**Material for the task**
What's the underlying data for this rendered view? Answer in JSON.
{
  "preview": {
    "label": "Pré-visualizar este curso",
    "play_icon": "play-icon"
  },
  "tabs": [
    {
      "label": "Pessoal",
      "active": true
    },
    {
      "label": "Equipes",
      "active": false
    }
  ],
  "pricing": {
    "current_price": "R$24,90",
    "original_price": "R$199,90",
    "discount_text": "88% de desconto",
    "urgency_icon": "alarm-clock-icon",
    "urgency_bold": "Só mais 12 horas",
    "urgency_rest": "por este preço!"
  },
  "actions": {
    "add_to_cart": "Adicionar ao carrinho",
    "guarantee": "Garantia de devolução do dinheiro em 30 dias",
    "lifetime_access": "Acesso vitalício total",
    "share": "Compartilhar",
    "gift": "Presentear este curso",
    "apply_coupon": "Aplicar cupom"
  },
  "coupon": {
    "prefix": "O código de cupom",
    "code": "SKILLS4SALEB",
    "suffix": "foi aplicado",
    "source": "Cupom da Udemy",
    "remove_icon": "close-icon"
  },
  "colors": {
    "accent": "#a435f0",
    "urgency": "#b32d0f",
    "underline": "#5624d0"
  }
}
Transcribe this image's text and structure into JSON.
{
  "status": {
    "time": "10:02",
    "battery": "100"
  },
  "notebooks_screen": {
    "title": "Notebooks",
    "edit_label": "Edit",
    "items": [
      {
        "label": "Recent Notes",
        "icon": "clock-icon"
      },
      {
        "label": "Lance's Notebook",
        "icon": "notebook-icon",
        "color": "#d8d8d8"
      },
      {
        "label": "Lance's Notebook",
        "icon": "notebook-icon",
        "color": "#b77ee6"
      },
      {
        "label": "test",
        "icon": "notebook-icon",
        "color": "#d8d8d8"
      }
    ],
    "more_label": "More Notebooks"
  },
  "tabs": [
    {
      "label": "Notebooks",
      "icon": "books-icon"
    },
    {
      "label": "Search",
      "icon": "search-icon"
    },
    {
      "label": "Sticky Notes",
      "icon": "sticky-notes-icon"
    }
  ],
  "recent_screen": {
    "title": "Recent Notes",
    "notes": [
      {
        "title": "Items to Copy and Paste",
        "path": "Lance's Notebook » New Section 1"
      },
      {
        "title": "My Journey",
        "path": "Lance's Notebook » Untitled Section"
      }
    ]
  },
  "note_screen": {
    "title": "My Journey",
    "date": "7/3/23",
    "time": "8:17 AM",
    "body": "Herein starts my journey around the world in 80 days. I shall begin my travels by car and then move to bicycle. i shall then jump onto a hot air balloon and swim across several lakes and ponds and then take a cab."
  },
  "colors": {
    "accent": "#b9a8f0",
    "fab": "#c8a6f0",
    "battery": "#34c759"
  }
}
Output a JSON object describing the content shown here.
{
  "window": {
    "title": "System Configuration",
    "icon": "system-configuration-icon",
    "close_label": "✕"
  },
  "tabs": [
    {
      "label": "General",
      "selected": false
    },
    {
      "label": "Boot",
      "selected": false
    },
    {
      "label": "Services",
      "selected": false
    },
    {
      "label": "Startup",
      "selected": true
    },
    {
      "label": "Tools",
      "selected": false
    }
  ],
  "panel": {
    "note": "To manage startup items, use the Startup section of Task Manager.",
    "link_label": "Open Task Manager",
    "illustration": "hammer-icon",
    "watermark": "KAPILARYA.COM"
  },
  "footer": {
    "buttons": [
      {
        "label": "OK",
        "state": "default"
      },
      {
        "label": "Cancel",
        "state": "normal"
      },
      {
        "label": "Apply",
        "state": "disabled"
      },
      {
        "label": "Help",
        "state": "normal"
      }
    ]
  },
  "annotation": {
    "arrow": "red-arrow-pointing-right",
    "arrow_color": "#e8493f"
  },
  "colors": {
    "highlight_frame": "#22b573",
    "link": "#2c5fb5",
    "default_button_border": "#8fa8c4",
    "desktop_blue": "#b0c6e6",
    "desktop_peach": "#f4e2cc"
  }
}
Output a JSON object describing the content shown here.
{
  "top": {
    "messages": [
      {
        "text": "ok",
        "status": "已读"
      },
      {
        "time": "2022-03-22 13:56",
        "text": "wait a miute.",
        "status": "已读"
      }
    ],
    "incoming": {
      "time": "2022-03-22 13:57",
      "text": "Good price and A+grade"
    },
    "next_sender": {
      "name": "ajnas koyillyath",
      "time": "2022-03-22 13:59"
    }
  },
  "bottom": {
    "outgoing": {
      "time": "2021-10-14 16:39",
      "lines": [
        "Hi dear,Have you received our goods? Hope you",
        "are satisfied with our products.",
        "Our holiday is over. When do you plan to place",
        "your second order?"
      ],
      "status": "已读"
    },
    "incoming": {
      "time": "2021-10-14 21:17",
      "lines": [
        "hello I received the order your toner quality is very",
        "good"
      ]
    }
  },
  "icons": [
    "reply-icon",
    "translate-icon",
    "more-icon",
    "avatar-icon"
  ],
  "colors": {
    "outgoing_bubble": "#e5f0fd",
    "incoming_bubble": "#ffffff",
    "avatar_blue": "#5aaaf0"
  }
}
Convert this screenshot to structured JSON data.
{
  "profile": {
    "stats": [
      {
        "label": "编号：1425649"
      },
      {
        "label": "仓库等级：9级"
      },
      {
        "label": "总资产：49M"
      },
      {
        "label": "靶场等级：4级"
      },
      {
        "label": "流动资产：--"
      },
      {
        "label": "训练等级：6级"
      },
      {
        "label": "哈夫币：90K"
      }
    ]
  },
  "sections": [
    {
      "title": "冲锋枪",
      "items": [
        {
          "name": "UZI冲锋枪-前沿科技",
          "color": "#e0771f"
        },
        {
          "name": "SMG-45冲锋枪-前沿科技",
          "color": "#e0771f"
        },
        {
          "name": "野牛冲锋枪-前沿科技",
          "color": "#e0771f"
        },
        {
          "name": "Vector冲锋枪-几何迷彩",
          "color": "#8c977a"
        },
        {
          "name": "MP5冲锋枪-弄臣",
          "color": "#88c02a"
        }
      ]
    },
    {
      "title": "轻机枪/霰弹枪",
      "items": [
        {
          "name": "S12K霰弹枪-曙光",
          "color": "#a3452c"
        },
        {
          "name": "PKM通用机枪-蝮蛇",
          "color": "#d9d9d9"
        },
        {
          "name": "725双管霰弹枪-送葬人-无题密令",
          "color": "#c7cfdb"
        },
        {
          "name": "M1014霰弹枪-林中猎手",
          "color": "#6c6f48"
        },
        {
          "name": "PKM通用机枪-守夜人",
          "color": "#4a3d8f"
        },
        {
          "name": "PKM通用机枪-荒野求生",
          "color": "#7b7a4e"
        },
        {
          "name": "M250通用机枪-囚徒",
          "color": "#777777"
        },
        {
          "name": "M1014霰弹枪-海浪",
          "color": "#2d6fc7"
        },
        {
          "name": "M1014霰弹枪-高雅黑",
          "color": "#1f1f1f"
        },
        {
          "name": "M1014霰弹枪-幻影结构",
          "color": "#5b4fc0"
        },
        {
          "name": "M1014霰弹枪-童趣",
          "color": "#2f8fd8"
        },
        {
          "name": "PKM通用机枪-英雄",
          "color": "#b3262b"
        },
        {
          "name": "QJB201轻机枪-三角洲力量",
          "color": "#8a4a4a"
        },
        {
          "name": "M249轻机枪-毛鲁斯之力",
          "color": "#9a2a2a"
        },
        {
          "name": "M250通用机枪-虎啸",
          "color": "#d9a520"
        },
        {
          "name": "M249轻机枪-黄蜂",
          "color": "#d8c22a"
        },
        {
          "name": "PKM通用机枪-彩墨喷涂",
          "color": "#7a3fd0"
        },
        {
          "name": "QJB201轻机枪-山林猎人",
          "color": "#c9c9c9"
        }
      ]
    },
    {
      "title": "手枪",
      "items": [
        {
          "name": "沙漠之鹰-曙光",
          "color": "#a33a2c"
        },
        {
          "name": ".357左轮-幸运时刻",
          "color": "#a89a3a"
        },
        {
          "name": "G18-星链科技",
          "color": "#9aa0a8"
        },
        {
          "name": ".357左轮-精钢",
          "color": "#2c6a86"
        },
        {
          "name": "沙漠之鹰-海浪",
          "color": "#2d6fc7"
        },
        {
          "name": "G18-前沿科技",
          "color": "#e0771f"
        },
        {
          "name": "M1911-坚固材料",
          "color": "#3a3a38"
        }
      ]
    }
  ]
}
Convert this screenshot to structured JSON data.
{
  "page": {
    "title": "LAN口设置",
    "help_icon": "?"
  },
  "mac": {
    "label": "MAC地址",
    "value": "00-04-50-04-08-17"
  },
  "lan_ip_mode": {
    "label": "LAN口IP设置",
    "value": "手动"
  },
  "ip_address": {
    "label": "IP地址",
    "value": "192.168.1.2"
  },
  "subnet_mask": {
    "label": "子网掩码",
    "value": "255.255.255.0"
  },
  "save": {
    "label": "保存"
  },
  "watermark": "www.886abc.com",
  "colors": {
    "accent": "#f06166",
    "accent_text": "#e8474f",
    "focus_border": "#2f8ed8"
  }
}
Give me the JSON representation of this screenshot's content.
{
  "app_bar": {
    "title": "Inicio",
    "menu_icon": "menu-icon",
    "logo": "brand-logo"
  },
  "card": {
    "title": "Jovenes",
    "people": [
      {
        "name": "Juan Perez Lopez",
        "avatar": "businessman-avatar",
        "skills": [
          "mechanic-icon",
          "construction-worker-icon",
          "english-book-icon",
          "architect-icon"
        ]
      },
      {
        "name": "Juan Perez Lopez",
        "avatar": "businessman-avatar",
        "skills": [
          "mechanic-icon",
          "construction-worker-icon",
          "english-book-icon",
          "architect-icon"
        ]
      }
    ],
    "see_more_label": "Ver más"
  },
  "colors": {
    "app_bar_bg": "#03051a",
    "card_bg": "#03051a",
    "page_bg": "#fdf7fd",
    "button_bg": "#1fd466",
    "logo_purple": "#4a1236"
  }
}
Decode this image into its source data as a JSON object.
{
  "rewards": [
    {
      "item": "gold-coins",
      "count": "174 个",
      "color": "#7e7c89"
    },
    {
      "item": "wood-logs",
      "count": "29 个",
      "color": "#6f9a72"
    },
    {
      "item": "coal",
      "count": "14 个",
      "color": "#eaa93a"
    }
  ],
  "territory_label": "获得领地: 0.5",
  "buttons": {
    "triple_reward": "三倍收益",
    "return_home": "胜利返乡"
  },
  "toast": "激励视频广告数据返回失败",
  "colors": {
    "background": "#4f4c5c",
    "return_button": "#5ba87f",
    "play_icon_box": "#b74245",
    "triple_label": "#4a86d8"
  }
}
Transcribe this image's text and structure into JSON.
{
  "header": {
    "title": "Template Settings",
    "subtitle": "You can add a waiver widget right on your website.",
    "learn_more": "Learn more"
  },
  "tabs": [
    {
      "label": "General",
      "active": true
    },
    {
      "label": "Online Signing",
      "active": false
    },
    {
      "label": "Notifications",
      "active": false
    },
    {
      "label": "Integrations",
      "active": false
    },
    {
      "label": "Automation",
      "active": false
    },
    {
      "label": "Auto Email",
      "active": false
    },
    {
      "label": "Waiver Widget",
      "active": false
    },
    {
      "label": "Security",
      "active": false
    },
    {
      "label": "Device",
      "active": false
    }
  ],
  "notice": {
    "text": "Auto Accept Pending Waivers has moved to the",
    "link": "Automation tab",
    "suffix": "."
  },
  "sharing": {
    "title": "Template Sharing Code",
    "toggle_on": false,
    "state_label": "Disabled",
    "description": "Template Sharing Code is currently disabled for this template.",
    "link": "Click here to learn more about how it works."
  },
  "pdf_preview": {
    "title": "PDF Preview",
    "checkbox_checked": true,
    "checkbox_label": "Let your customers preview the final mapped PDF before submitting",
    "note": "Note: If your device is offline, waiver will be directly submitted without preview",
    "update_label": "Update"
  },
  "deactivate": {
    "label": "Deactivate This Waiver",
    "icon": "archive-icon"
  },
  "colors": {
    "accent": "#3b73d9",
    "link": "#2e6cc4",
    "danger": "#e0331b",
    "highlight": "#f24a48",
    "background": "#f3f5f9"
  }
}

**What is asked**
Of the lines in the listing, how many hold the word "Lance"? Nothing but the number is needed.

**Answer for this exercise**
4